**Task:**
Output all the entries word for word. Omit the pictures.

**Data for this exercise:**
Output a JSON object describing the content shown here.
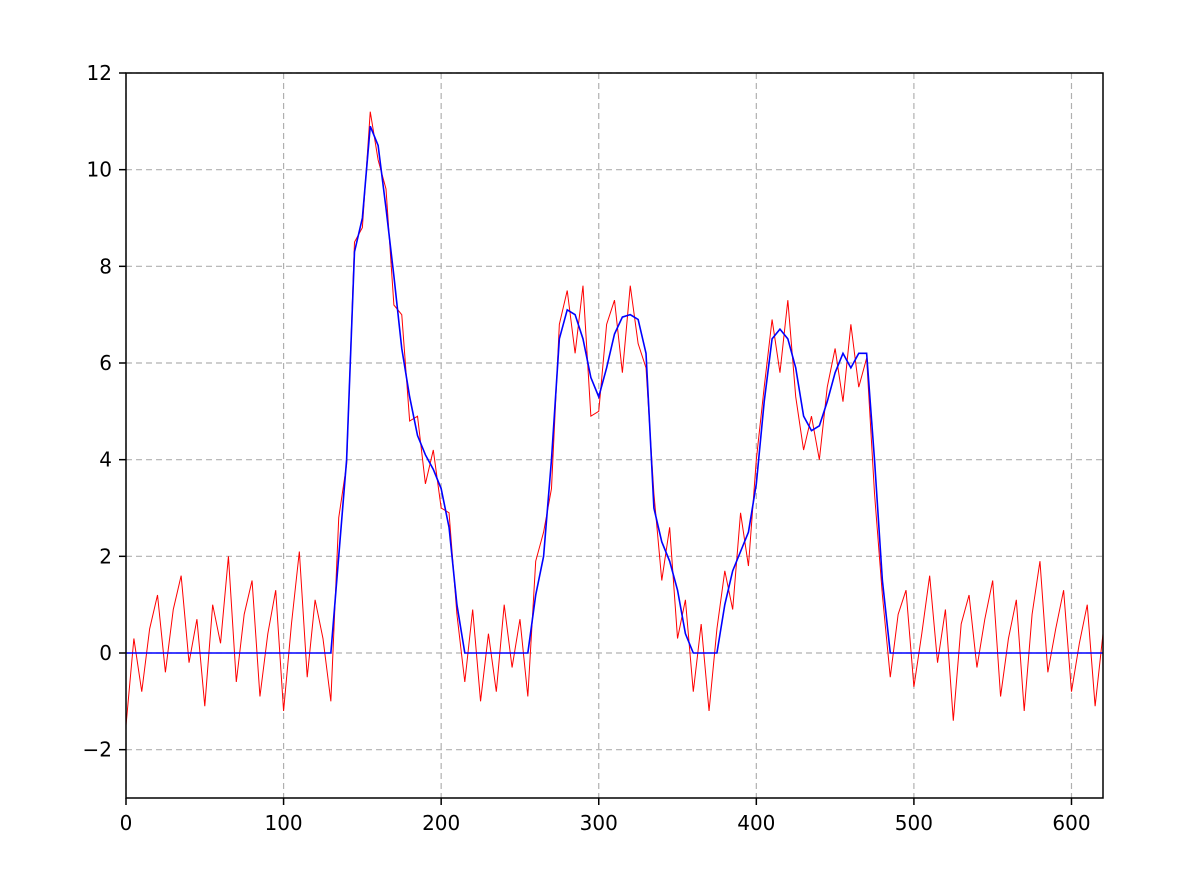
{
  "chart_data": {
    "type": "line",
    "x": [
      0,
      5,
      10,
      15,
      20,
      25,
      30,
      35,
      40,
      45,
      50,
      55,
      60,
      65,
      70,
      75,
      80,
      85,
      90,
      95,
      100,
      105,
      110,
      115,
      120,
      125,
      130,
      135,
      140,
      145,
      150,
      155,
      160,
      165,
      170,
      175,
      180,
      185,
      190,
      195,
      200,
      205,
      210,
      215,
      220,
      225,
      230,
      235,
      240,
      245,
      250,
      255,
      260,
      265,
      270,
      275,
      280,
      285,
      290,
      295,
      300,
      305,
      310,
      315,
      320,
      325,
      330,
      335,
      340,
      345,
      350,
      355,
      360,
      365,
      370,
      375,
      380,
      385,
      390,
      395,
      400,
      405,
      410,
      415,
      420,
      425,
      430,
      435,
      440,
      445,
      450,
      455,
      460,
      465,
      470,
      475,
      480,
      485,
      490,
      495,
      500,
      505,
      510,
      515,
      520,
      525,
      530,
      535,
      540,
      545,
      550,
      555,
      560,
      565,
      570,
      575,
      580,
      585,
      590,
      595,
      600,
      605,
      610,
      615,
      620
    ],
    "series": [
      {
        "color": "#ff0000",
        "values": [
          -1.5,
          0.3,
          -0.8,
          0.5,
          1.2,
          -0.4,
          0.9,
          1.6,
          -0.2,
          0.7,
          -1.1,
          1.0,
          0.2,
          2.0,
          -0.6,
          0.8,
          1.5,
          -0.9,
          0.4,
          1.3,
          -1.2,
          0.6,
          2.1,
          -0.5,
          1.1,
          0.3,
          -1.0,
          2.8,
          3.9,
          8.5,
          8.8,
          11.2,
          10.2,
          9.6,
          7.2,
          7.0,
          4.8,
          4.9,
          3.5,
          4.2,
          3.0,
          2.9,
          0.8,
          -0.6,
          0.9,
          -1.0,
          0.4,
          -0.8,
          1.0,
          -0.3,
          0.7,
          -0.9,
          1.9,
          2.5,
          3.4,
          6.8,
          7.5,
          6.2,
          7.6,
          4.9,
          5.0,
          6.8,
          7.3,
          5.8,
          7.6,
          6.4,
          5.9,
          3.3,
          1.5,
          2.6,
          0.3,
          1.1,
          -0.8,
          0.6,
          -1.2,
          0.5,
          1.7,
          0.9,
          2.9,
          1.8,
          4.0,
          5.5,
          6.9,
          5.8,
          7.3,
          5.3,
          4.2,
          4.9,
          4.0,
          5.5,
          6.3,
          5.2,
          6.8,
          5.5,
          6.1,
          3.3,
          1.2,
          -0.5,
          0.8,
          1.3,
          -0.7,
          0.4,
          1.6,
          -0.2,
          0.9,
          -1.4,
          0.6,
          1.2,
          -0.3,
          0.7,
          1.5,
          -0.9,
          0.3,
          1.1,
          -1.2,
          0.8,
          1.9,
          -0.4,
          0.5,
          1.3,
          -0.8,
          0.2,
          1.0,
          -1.1,
          0.4
        ]
      },
      {
        "color": "#0000ff",
        "values": [
          0,
          0,
          0,
          0,
          0,
          0,
          0,
          0,
          0,
          0,
          0,
          0,
          0,
          0,
          0,
          0,
          0,
          0,
          0,
          0,
          0,
          0,
          0,
          0,
          0,
          0,
          0,
          2.0,
          4.0,
          8.3,
          9.0,
          10.9,
          10.5,
          9.2,
          7.8,
          6.3,
          5.3,
          4.5,
          4.1,
          3.8,
          3.4,
          2.6,
          1.0,
          0,
          0,
          0,
          0,
          0,
          0,
          0,
          0,
          0,
          1.2,
          2.0,
          4.0,
          6.5,
          7.1,
          7.0,
          6.5,
          5.7,
          5.3,
          5.9,
          6.6,
          6.95,
          7.0,
          6.9,
          6.2,
          3.0,
          2.3,
          1.9,
          1.3,
          0.4,
          0,
          0,
          0,
          0,
          1.0,
          1.7,
          2.1,
          2.5,
          3.5,
          5.2,
          6.5,
          6.7,
          6.5,
          5.9,
          4.9,
          4.6,
          4.7,
          5.2,
          5.8,
          6.2,
          5.9,
          6.2,
          6.2,
          4.0,
          1.5,
          0,
          0,
          0,
          0,
          0,
          0,
          0,
          0,
          0,
          0,
          0,
          0,
          0,
          0,
          0,
          0,
          0,
          0,
          0,
          0,
          0,
          0,
          0,
          0,
          0,
          0,
          0,
          0
        ]
      }
    ],
    "xlim": [
      0,
      620
    ],
    "ylim": [
      -3,
      12
    ],
    "xticks": [
      0,
      100,
      200,
      300,
      400,
      500,
      600
    ],
    "yticks": [
      {
        "value": -2,
        "label": "−2"
      },
      0,
      2,
      4,
      6,
      8,
      10,
      12
    ],
    "grid": true
  }
}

**Written reply:**
Output a JSON object describing the content shown here.
{
  "chart_data": {
    "type": "line",
    "x": [
      0,
      5,
      10,
      15,
      20,
      25,
      30,
      35,
      40,
      45,
      50,
      55,
      60,
      65,
      70,
      75,
      80,
      85,
      90,
      95,
      100,
      105,
      110,
      115,
      120,
      125,
      130,
      135,
      140,
      145,
      150,
      155,
      160,
      165,
      170,
      175,
      180,
      185,
      190,
      195,
      200,
      205,
      210,
      215,
      220,
      225,
      230,
      235,
      240,
      245,
      250,
      255,
      260,
      265,
      270,
      275,
      280,
      285,
      290,
      295,
      300,
      305,
      310,
      315,
      320,
      325,
      330,
      335,
      340,
      345,
      350,
      355,
      360,
      365,
      370,
      375,
      380,
      385,
      390,
      395,
      400,
      405,
      410,
      415,
      420,
      425,
      430,
      435,
      440,
      445,
      450,
      455,
      460,
      465,
      470,
      475,
      480,
      485,
      490,
      495,
      500,
      505,
      510,
      515,
      520,
      525,
      530,
      535,
      540,
      545,
      550,
      555,
      560,
      565,
      570,
      575,
      580,
      585,
      590,
      595,
      600,
      605,
      610,
      615,
      620
    ],
    "series": [
      {
        "color": "#ff0000",
        "values": [
          -1.5,
          0.3,
          -0.8,
          0.5,
          1.2,
          -0.4,
          0.9,
          1.6,
          -0.2,
          0.7,
          -1.1,
          1.0,
          0.2,
          2.0,
          -0.6,
          0.8,
          1.5,
          -0.9,
          0.4,
          1.3,
          -1.2,
          0.6,
          2.1,
          -0.5,
          1.1,
          0.3,
          -1.0,
          2.8,
          3.9,
          8.5,
          8.8,
          11.2,
          10.2,
          9.6,
          7.2,
          7.0,
          4.8,
          4.9,
          3.5,
          4.2,
          3.0,
          2.9,
          0.8,
          -0.6,
          0.9,
          -1.0,
          0.4,
          -0.8,
          1.0,
          -0.3,
          0.7,
          -0.9,
          1.9,
          2.5,
          3.4,
          6.8,
          7.5,
          6.2,
          7.6,
          4.9,
          5.0,
          6.8,
          7.3,
          5.8,
          7.6,
          6.4,
          5.9,
          3.3,
          1.5,
          2.6,
          0.3,
          1.1,
          -0.8,
          0.6,
          -1.2,
          0.5,
          1.7,
          0.9,
          2.9,
          1.8,
          4.0,
          5.5,
          6.9,
          5.8,
          7.3,
          5.3,
          4.2,
          4.9,
          4.0,
          5.5,
          6.3,
          5.2,
          6.8,
          5.5,
          6.1,
          3.3,
          1.2,
          -0.5,
          0.8,
          1.3,
          -0.7,
          0.4,
          1.6,
          -0.2,
          0.9,
          -1.4,
          0.6,
          1.2,
          -0.3,
          0.7,
          1.5,
          -0.9,
          0.3,
          1.1,
          -1.2,
          0.8,
          1.9,
          -0.4,
          0.5,
          1.3,
          -0.8,
          0.2,
          1.0,
          -1.1,
          0.4
        ]
      },
      {
        "color": "#0000ff",
        "values": [
          0,
          0,
          0,
          0,
          0,
          0,
          0,
          0,
          0,
          0,
          0,
          0,
          0,
          0,
          0,
          0,
          0,
          0,
          0,
          0,
          0,
          0,
          0,
          0,
          0,
          0,
          0,
          2.0,
          4.0,
          8.3,
          9.0,
          10.9,
          10.5,
          9.2,
          7.8,
          6.3,
          5.3,
          4.5,
          4.1,
          3.8,
          3.4,
          2.6,
          1.0,
          0,
          0,
          0,
          0,
          0,
          0,
          0,
          0,
          0,
          1.2,
          2.0,
          4.0,
          6.5,
          7.1,
          7.0,
          6.5,
          5.7,
          5.3,
          5.9,
          6.6,
          6.95,
          7.0,
          6.9,
          6.2,
          3.0,
          2.3,
          1.9,
          1.3,
          0.4,
          0,
          0,
          0,
          0,
          1.0,
          1.7,
          2.1,
          2.5,
          3.5,
          5.2,
          6.5,
          6.7,
          6.5,
          5.9,
          4.9,
          4.6,
          4.7,
          5.2,
          5.8,
          6.2,
          5.9,
          6.2,
          6.2,
          4.0,
          1.5,
          0,
          0,
          0,
          0,
          0,
          0,
          0,
          0,
          0,
          0,
          0,
          0,
          0,
          0,
          0,
          0,
          0,
          0,
          0,
          0,
          0,
          0,
          0,
          0,
          0,
          0,
          0,
          0
        ]
      }
    ],
    "xlim": [
      0,
      620
    ],
    "ylim": [
      -3,
      12
    ],
    "xticks": [
      0,
      100,
      200,
      300,
      400,
      500,
      600
    ],
    "yticks": [
      {
        "value": -2,
        "label": "−2"
      },
      0,
      2,
      4,
      6,
      8,
      10,
      12
    ],
    "grid": true
  }
}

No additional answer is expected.